SET PROBLEM. Pictures aside, quote the whole listing exactly.

Stored items:
********************
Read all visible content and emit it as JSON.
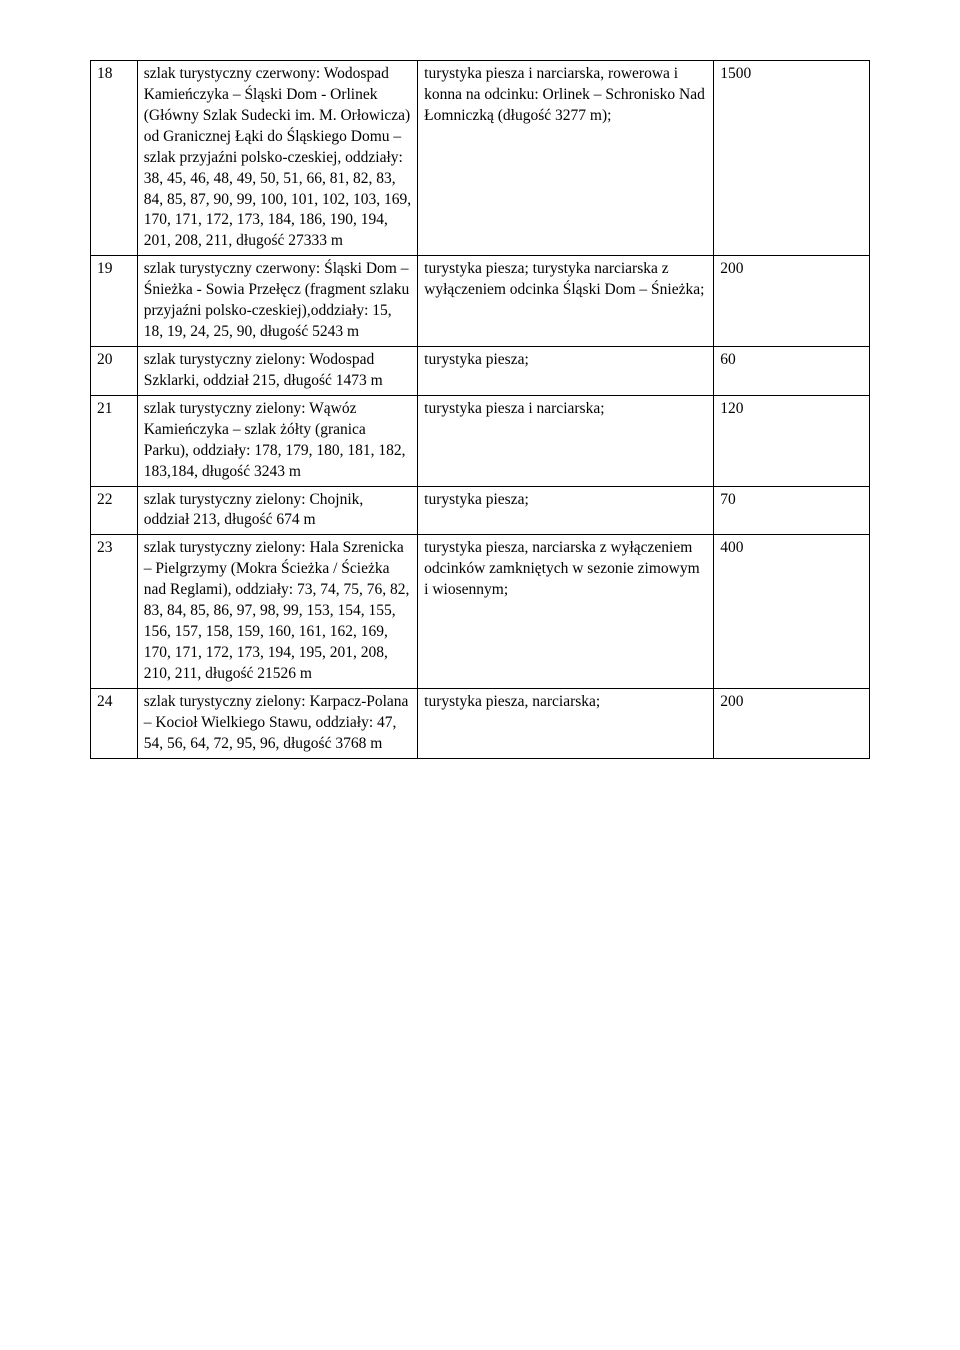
{
  "table": {
    "columns": [
      "num",
      "trail",
      "activity",
      "value"
    ],
    "col_widths_pct": [
      6,
      36,
      38,
      20
    ],
    "border_color": "#000000",
    "background_color": "#ffffff",
    "font_family": "Times New Roman",
    "font_size_pt": 12,
    "text_color": "#000000",
    "rows": [
      {
        "num": "18",
        "trail": "szlak turystyczny czerwony: Wodospad Kamieńczyka – Śląski Dom - Orlinek\n(Główny Szlak Sudecki im. M. Orłowicza)\nod Granicznej Łąki do Śląskiego Domu – szlak przyjaźni polsko-czeskiej, oddziały: 38, 45, 46, 48, 49, 50, 51, 66, 81, 82, 83, 84, 85, 87, 90, 99, 100, 101, 102, 103, 169, 170, 171, 172, 173, 184, 186, 190, 194, 201, 208, 211, długość 27333 m",
        "activity": "turystyka piesza i narciarska, rowerowa i konna na odcinku: Orlinek – Schronisko Nad Łomniczką (długość 3277 m);",
        "value": "1500"
      },
      {
        "num": "19",
        "trail": "szlak turystyczny czerwony: Śląski Dom – Śnieżka - Sowia Przełęcz (fragment szlaku przyjaźni polsko-czeskiej),oddziały: 15, 18, 19, 24, 25, 90, długość 5243 m",
        "activity": "turystyka piesza; turystyka narciarska z wyłączeniem odcinka Śląski Dom – Śnieżka;",
        "value": "200"
      },
      {
        "num": "20",
        "trail": "szlak turystyczny zielony: Wodospad Szklarki, oddział 215, długość 1473 m",
        "activity": "turystyka piesza;",
        "value": "60"
      },
      {
        "num": "21",
        "trail": "szlak turystyczny zielony: Wąwóz Kamieńczyka – szlak żółty  (granica Parku), oddziały: 178, 179, 180, 181, 182, 183,184, długość 3243 m",
        "activity": "turystyka piesza i narciarska;",
        "value": "120"
      },
      {
        "num": "22",
        "trail": "szlak turystyczny zielony: Chojnik,  oddział 213, długość 674 m",
        "activity": "turystyka piesza;",
        "value": "70"
      },
      {
        "num": "23",
        "trail": "szlak turystyczny zielony: Hala Szrenicka – Pielgrzymy (Mokra Ścieżka / Ścieżka nad Reglami), oddziały: 73, 74, 75, 76, 82, 83, 84, 85, 86, 97, 98, 99, 153, 154, 155, 156, 157, 158, 159, 160, 161, 162, 169, 170, 171, 172, 173, 194, 195, 201, 208, 210, 211, długość 21526 m",
        "activity": "turystyka piesza, narciarska z wyłączeniem odcinków zamkniętych w sezonie zimowym i wiosennym;",
        "value": "400"
      },
      {
        "num": "24",
        "trail": "szlak turystyczny zielony: Karpacz-Polana – Kocioł Wielkiego Stawu, oddziały: 47, 54, 56, 64, 72, 95, 96, długość 3768 m",
        "activity": "turystyka piesza, narciarska;",
        "value": "200"
      }
    ]
  }
}
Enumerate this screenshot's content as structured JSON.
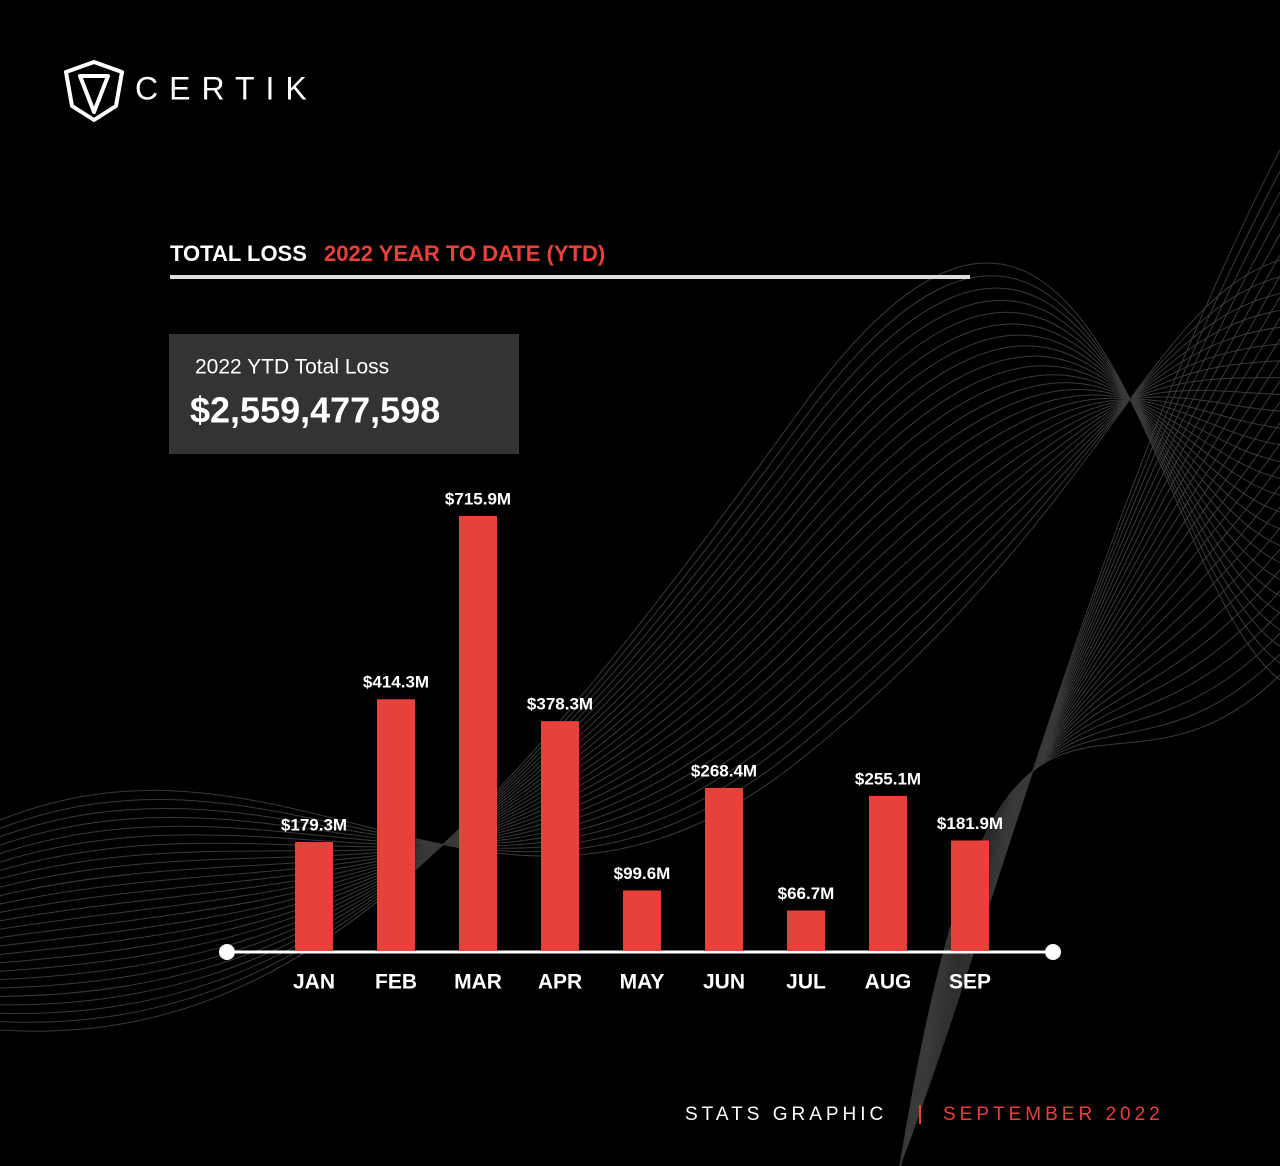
{
  "brand": "CERTIK",
  "chart_data": {
    "type": "bar",
    "title": "TOTAL LOSS",
    "subtitle": "2022 YEAR TO DATE (YTD)",
    "summary": {
      "label": "2022 YTD Total Loss",
      "value": "$2,559,477,598"
    },
    "categories": [
      "JAN",
      "FEB",
      "MAR",
      "APR",
      "MAY",
      "JUN",
      "JUL",
      "AUG",
      "SEP"
    ],
    "values": [
      179.3,
      414.3,
      715.9,
      378.3,
      99.6,
      268.4,
      66.7,
      255.1,
      181.9
    ],
    "value_labels": [
      "$179.3M",
      "$414.3M",
      "$715.9M",
      "$378.3M",
      "$99.6M",
      "$268.4M",
      "$66.7M",
      "$255.1M",
      "$181.9M"
    ],
    "color": "#e8403b"
  },
  "footer": {
    "left": "STATS GRAPHIC",
    "right": "SEPTEMBER 2022"
  }
}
********************
TASK ANSWER.
Read all visible content and emit it as JSON.
{
  "table": {
    "columns": [
      "num",
      "trail",
      "activity",
      "value"
    ],
    "col_widths_pct": [
      6,
      36,
      38,
      20
    ],
    "border_color": "#000000",
    "background_color": "#ffffff",
    "font_family": "Times New Roman",
    "font_size_pt": 12,
    "text_color": "#000000",
    "rows": [
      {
        "num": "18",
        "trail": "szlak turystyczny czerwony: Wodospad Kamieńczyka – Śląski Dom - Orlinek\n(Główny Szlak Sudecki im. M. Orłowicza)\nod Granicznej Łąki do Śląskiego Domu – szlak przyjaźni polsko-czeskiej, oddziały: 38, 45, 46, 48, 49, 50, 51, 66, 81, 82, 83, 84, 85, 87, 90, 99, 100, 101, 102, 103, 169, 170, 171, 172, 173, 184, 186, 190, 194, 201, 208, 211, długość 27333 m",
        "activity": "turystyka piesza i narciarska, rowerowa i konna na odcinku: Orlinek – Schronisko Nad Łomniczką (długość 3277 m);",
        "value": "1500"
      },
      {
        "num": "19",
        "trail": "szlak turystyczny czerwony: Śląski Dom – Śnieżka - Sowia Przełęcz (fragment szlaku przyjaźni polsko-czeskiej),oddziały: 15, 18, 19, 24, 25, 90, długość 5243 m",
        "activity": "turystyka piesza; turystyka narciarska z wyłączeniem odcinka Śląski Dom – Śnieżka;",
        "value": "200"
      },
      {
        "num": "20",
        "trail": "szlak turystyczny zielony: Wodospad Szklarki, oddział 215, długość 1473 m",
        "activity": "turystyka piesza;",
        "value": "60"
      },
      {
        "num": "21",
        "trail": "szlak turystyczny zielony: Wąwóz Kamieńczyka – szlak żółty  (granica Parku), oddziały: 178, 179, 180, 181, 182, 183,184, długość 3243 m",
        "activity": "turystyka piesza i narciarska;",
        "value": "120"
      },
      {
        "num": "22",
        "trail": "szlak turystyczny zielony: Chojnik,  oddział 213, długość 674 m",
        "activity": "turystyka piesza;",
        "value": "70"
      },
      {
        "num": "23",
        "trail": "szlak turystyczny zielony: Hala Szrenicka – Pielgrzymy (Mokra Ścieżka / Ścieżka nad Reglami), oddziały: 73, 74, 75, 76, 82, 83, 84, 85, 86, 97, 98, 99, 153, 154, 155, 156, 157, 158, 159, 160, 161, 162, 169, 170, 171, 172, 173, 194, 195, 201, 208, 210, 211, długość 21526 m",
        "activity": "turystyka piesza, narciarska z wyłączeniem odcinków zamkniętych w sezonie zimowym i wiosennym;",
        "value": "400"
      },
      {
        "num": "24",
        "trail": "szlak turystyczny zielony: Karpacz-Polana – Kocioł Wielkiego Stawu, oddziały: 47, 54, 56, 64, 72, 95, 96, długość 3768 m",
        "activity": "turystyka piesza, narciarska;",
        "value": "200"
      }
    ]
  }
}
Enumerate this screenshot's content as structured JSON.
{
  "brand": "CERTIK",
  "chart_data": {
    "type": "bar",
    "title": "TOTAL LOSS",
    "subtitle": "2022 YEAR TO DATE (YTD)",
    "summary": {
      "label": "2022 YTD Total Loss",
      "value": "$2,559,477,598"
    },
    "categories": [
      "JAN",
      "FEB",
      "MAR",
      "APR",
      "MAY",
      "JUN",
      "JUL",
      "AUG",
      "SEP"
    ],
    "values": [
      179.3,
      414.3,
      715.9,
      378.3,
      99.6,
      268.4,
      66.7,
      255.1,
      181.9
    ],
    "value_labels": [
      "$179.3M",
      "$414.3M",
      "$715.9M",
      "$378.3M",
      "$99.6M",
      "$268.4M",
      "$66.7M",
      "$255.1M",
      "$181.9M"
    ],
    "color": "#e8403b"
  },
  "footer": {
    "left": "STATS GRAPHIC",
    "right": "SEPTEMBER 2022"
  }
}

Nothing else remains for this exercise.